### Task directions
Reproduce the items below verbatim, from the first line through the line containing "matched-star-point [676, 508, 689, 521]", inclusive.

+ + +

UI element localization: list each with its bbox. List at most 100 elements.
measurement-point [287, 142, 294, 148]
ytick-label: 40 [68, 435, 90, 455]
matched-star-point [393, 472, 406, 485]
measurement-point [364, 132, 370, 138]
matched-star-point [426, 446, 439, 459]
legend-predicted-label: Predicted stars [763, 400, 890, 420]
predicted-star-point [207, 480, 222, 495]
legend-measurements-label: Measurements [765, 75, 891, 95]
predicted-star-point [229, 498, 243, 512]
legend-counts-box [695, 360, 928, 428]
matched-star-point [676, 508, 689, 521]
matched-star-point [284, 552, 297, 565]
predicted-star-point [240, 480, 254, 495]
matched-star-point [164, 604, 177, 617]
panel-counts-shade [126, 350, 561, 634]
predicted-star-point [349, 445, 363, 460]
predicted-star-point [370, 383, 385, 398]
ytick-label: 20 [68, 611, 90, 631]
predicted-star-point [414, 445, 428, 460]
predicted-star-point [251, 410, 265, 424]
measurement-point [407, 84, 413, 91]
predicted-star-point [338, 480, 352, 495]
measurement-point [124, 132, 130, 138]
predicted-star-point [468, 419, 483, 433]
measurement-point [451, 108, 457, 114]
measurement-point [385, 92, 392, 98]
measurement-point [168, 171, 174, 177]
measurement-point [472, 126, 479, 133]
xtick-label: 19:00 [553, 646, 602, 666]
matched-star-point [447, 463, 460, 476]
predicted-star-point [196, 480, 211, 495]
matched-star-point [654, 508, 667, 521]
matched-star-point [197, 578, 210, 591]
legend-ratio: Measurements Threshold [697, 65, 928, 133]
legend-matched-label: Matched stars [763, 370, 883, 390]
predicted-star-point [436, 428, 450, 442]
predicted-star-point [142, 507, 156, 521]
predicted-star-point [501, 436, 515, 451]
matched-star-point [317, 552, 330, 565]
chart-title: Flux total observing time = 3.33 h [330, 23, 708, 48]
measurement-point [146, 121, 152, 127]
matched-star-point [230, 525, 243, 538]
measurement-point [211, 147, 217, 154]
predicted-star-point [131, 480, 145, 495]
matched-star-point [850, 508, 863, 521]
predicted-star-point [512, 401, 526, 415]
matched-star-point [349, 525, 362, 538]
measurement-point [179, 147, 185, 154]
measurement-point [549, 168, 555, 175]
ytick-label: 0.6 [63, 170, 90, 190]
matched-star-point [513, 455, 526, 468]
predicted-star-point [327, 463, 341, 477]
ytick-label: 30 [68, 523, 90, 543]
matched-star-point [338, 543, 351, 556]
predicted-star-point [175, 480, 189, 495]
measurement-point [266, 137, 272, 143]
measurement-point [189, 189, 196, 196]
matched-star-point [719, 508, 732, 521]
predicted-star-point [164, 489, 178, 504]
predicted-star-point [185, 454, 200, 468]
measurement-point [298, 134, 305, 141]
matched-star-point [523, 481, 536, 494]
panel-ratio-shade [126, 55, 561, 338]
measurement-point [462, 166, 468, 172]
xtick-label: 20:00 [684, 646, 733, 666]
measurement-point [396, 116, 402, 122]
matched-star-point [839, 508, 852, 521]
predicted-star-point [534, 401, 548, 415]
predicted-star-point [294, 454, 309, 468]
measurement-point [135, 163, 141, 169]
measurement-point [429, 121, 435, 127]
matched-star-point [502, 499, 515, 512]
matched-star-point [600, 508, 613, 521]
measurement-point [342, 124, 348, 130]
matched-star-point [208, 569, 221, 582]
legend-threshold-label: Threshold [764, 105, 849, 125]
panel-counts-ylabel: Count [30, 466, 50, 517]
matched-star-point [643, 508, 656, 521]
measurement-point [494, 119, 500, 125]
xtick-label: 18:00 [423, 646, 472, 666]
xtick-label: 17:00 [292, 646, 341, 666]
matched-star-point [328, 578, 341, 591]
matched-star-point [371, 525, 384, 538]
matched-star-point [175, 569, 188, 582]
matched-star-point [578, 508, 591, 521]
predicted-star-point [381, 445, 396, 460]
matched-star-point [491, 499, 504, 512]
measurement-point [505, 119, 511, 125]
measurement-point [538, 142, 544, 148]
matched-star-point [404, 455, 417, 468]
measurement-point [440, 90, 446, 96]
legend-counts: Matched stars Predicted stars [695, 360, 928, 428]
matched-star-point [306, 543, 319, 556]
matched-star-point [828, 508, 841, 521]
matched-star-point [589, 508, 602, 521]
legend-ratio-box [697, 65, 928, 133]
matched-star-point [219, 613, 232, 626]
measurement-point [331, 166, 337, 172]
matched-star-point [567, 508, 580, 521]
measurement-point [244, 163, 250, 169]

+ + +

### Written reply
UI element localization: list each with its bbox. List at most 100 elements.
measurement-point [287, 142, 294, 148]
ytick-label: 40 [68, 435, 90, 455]
matched-star-point [393, 472, 406, 485]
measurement-point [364, 132, 370, 138]
matched-star-point [426, 446, 439, 459]
legend-predicted-label: Predicted stars [763, 400, 890, 420]
predicted-star-point [207, 480, 222, 495]
legend-measurements-label: Measurements [765, 75, 891, 95]
predicted-star-point [229, 498, 243, 512]
legend-counts-box [695, 360, 928, 428]
matched-star-point [676, 508, 689, 521]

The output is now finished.